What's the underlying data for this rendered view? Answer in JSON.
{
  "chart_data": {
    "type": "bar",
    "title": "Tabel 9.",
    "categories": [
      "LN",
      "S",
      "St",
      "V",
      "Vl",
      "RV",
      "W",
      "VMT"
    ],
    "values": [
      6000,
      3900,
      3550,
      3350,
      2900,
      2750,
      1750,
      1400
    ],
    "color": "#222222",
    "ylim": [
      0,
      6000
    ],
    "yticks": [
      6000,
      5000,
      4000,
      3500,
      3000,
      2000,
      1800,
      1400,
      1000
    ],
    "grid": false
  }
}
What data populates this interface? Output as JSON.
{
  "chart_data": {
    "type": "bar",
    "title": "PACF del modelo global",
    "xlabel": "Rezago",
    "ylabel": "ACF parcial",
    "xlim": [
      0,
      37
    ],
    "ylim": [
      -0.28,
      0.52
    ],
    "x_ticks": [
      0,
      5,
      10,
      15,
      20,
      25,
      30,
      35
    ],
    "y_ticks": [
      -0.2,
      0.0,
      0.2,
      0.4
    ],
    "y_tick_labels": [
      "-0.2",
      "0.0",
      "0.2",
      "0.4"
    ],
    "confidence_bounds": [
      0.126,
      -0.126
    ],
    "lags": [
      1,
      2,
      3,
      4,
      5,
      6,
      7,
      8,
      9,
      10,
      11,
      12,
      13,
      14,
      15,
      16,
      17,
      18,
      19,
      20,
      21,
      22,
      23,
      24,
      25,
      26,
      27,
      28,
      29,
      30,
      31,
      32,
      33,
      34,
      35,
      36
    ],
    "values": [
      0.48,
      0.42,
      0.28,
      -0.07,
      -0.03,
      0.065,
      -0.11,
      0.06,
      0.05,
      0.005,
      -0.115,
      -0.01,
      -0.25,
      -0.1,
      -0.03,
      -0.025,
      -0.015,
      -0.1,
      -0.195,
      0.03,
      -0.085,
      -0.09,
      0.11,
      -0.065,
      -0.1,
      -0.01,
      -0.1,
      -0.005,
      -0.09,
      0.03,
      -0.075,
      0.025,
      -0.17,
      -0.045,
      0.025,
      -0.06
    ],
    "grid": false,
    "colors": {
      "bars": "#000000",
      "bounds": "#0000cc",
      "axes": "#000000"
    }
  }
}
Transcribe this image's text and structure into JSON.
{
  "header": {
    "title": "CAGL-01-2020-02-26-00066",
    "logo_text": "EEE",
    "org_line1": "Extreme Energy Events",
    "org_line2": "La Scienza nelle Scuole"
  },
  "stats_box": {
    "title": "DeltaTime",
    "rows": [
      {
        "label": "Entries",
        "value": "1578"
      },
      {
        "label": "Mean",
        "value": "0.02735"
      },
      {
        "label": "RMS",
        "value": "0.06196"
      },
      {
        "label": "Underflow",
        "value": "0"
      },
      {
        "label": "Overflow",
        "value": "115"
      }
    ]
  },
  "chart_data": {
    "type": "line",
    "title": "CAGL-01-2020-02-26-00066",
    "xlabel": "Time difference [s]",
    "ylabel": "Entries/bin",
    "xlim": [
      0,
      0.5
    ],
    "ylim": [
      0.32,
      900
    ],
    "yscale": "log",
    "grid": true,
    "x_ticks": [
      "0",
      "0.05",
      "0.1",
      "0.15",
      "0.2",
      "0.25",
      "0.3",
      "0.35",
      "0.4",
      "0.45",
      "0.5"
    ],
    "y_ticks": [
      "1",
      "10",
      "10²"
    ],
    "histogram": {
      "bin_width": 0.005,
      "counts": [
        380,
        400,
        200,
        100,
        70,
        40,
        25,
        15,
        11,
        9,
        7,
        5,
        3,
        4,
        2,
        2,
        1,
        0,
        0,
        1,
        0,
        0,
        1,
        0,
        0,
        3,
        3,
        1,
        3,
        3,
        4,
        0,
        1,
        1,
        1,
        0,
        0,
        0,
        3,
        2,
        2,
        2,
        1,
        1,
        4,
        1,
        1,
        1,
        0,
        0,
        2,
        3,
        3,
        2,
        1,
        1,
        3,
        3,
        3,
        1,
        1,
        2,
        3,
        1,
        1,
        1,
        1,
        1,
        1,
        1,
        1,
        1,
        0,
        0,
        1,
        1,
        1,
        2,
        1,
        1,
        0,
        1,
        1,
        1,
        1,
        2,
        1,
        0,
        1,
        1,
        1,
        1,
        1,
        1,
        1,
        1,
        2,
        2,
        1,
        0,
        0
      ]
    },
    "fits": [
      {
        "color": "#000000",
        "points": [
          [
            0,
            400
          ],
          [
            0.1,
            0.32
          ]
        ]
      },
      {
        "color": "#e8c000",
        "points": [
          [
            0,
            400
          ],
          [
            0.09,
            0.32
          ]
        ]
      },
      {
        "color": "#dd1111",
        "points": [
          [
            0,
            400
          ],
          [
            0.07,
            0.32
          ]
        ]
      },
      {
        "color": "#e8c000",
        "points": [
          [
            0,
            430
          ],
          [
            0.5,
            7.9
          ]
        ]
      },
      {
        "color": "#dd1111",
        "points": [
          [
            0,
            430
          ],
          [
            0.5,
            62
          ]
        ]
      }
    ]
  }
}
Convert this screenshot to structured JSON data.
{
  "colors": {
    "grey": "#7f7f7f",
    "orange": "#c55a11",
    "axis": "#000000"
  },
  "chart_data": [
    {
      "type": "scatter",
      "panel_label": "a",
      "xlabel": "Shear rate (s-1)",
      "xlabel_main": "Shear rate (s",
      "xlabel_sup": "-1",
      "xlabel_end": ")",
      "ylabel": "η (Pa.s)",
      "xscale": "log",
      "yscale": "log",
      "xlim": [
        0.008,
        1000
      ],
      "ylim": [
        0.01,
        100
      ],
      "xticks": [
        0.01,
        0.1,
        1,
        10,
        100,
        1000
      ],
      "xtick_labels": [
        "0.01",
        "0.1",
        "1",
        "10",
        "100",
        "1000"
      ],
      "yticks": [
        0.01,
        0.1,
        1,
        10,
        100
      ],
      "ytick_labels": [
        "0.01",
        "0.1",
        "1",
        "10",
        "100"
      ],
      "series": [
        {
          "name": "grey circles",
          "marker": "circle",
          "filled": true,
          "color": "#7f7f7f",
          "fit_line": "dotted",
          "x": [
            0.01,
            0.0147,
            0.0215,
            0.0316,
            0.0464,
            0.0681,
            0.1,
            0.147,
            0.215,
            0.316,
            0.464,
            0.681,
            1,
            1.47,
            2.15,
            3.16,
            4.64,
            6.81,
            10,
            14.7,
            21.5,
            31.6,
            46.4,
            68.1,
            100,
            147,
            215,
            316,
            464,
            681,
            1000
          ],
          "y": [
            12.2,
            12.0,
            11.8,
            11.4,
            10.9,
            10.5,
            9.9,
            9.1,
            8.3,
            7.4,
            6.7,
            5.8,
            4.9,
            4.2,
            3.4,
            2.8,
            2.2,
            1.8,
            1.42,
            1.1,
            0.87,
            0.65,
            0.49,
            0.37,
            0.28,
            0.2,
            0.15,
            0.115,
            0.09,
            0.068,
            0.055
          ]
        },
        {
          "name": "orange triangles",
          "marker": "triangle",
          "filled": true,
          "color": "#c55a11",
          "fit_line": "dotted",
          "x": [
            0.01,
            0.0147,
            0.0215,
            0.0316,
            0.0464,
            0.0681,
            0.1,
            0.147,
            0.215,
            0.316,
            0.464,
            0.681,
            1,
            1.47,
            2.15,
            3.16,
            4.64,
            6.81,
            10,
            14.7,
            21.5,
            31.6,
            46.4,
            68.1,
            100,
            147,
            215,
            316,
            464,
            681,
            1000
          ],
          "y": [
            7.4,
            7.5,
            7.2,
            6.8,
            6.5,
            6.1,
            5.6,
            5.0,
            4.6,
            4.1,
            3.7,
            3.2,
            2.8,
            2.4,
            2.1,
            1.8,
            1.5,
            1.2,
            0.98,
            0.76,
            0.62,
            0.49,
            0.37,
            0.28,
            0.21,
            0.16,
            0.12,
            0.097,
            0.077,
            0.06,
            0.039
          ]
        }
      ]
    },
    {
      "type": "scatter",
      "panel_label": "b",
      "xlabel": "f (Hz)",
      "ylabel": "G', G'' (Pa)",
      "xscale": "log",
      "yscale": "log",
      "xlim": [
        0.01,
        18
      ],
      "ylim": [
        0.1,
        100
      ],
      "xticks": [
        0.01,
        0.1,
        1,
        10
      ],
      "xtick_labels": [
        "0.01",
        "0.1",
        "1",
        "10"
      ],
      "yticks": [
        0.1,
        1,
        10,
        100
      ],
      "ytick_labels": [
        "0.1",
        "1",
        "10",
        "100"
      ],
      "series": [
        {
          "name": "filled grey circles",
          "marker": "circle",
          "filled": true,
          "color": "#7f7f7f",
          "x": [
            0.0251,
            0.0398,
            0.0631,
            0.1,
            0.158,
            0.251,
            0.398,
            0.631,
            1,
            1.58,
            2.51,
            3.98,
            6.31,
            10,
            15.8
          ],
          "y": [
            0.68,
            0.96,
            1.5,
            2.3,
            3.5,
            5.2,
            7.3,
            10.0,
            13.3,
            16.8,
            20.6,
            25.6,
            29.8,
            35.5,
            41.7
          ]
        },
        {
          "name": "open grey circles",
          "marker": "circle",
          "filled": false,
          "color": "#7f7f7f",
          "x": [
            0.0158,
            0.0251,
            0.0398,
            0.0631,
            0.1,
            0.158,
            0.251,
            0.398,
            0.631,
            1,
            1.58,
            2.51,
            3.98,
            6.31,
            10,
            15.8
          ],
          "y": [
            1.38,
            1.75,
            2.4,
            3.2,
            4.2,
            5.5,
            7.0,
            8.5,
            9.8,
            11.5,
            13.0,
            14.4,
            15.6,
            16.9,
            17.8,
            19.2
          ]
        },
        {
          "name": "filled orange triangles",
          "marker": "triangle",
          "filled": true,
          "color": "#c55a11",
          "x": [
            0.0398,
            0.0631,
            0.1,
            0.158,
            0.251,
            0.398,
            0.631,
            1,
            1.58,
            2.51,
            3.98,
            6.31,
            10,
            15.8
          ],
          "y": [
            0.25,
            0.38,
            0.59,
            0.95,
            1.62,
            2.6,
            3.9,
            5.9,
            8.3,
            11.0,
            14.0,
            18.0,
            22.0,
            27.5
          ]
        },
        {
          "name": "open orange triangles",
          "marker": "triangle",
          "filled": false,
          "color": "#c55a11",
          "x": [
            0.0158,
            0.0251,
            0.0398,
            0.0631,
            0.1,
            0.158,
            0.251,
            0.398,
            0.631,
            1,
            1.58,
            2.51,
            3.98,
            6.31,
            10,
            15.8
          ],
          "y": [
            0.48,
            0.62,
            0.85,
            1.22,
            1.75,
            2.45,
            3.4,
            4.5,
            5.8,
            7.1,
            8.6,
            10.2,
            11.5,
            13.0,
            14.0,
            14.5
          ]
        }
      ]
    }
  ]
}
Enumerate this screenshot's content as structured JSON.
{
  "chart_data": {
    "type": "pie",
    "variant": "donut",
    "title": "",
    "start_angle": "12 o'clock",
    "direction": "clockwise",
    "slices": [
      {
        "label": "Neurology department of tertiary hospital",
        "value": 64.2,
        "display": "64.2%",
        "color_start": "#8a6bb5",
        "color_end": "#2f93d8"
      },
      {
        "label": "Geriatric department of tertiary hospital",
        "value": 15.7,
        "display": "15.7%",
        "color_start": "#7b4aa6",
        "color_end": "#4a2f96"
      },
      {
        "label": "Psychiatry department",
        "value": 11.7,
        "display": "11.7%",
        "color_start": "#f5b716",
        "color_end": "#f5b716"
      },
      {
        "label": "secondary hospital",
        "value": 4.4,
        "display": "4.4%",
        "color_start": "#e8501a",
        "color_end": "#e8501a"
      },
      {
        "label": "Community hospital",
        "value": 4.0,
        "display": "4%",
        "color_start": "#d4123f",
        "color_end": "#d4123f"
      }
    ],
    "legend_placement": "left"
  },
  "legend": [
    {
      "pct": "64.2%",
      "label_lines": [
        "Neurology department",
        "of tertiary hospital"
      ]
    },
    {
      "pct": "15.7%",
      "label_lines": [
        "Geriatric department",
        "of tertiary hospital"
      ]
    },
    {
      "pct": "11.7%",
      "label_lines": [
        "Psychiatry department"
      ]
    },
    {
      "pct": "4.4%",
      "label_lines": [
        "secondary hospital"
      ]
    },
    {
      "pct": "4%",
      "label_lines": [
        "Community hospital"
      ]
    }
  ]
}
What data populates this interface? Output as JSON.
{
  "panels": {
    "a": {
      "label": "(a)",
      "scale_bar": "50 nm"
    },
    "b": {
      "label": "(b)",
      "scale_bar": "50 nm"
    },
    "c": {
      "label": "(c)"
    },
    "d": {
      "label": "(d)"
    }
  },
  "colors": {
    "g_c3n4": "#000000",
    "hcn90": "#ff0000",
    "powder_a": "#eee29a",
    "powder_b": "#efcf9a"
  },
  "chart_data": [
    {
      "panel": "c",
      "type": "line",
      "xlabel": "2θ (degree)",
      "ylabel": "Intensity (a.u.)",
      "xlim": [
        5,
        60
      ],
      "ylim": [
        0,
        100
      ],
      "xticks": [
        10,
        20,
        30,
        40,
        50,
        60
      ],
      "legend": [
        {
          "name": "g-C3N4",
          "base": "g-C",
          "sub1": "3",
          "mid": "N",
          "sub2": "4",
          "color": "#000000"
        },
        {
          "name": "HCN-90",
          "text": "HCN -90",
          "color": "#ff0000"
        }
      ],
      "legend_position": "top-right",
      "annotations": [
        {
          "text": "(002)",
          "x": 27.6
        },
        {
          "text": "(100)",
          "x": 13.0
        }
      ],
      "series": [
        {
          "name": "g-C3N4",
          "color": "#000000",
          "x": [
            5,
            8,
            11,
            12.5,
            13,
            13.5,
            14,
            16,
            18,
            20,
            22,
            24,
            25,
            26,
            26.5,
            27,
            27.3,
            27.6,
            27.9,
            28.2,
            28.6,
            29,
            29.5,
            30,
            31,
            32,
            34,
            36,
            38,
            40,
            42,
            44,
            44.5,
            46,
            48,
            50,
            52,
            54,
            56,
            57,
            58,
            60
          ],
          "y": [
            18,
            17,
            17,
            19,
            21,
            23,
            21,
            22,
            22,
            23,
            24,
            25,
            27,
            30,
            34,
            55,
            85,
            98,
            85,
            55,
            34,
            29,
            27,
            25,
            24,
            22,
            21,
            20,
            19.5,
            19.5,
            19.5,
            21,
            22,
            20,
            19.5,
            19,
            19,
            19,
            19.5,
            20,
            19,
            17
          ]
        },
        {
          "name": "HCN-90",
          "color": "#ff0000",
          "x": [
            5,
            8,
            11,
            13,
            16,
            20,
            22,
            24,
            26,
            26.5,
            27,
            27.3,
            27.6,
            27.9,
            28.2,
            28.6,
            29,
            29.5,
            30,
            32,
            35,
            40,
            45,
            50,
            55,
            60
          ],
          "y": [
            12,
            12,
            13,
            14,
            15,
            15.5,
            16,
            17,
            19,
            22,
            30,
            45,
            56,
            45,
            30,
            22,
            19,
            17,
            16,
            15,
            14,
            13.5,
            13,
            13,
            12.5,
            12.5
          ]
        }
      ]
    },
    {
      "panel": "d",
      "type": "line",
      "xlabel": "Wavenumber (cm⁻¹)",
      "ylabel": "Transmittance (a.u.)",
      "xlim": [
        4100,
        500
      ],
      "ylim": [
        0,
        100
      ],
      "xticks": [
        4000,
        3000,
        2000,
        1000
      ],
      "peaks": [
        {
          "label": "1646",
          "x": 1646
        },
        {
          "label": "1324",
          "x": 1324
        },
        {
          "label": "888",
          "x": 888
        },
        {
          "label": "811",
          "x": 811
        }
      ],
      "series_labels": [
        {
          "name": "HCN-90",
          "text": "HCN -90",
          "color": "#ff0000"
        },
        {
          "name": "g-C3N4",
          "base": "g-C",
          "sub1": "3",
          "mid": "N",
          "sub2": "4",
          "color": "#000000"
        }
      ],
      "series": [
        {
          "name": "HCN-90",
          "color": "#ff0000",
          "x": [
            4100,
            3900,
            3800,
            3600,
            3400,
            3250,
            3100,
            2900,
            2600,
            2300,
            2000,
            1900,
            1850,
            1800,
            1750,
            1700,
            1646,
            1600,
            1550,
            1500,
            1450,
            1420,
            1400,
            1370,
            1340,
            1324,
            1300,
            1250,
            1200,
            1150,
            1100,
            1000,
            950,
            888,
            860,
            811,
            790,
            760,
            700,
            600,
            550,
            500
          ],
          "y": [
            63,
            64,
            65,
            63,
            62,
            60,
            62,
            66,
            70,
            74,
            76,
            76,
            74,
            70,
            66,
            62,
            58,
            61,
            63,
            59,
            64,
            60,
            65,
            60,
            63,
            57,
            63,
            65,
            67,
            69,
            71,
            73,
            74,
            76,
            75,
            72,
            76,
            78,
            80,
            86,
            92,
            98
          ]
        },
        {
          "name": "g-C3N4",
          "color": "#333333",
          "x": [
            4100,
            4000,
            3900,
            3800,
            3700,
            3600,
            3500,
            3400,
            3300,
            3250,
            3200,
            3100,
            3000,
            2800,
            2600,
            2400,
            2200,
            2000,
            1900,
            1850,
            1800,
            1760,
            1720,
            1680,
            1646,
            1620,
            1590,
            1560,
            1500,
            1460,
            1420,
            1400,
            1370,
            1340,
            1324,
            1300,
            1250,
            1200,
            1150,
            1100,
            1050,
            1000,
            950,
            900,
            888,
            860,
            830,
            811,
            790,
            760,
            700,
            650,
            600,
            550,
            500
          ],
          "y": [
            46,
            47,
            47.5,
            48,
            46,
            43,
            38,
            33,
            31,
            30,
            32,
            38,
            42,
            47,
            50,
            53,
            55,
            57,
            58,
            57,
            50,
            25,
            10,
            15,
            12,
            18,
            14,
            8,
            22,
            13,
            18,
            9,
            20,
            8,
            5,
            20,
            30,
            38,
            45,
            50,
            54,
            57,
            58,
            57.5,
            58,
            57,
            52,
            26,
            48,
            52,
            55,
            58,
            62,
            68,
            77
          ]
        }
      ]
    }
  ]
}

Exercise requirements:
Each line with the string "ylabel" in it needs to be found and copied.

Solution to the exercise:
    "ylabel": "ACF parcial",
    "ylabel": "Entries/bin",
      "ylabel": "η (Pa.s)",
      "ylabel": "G', G'' (Pa)",
      "ylabel": "Intensity (a.u.)",
      "ylabel": "Transmittance (a.u.)",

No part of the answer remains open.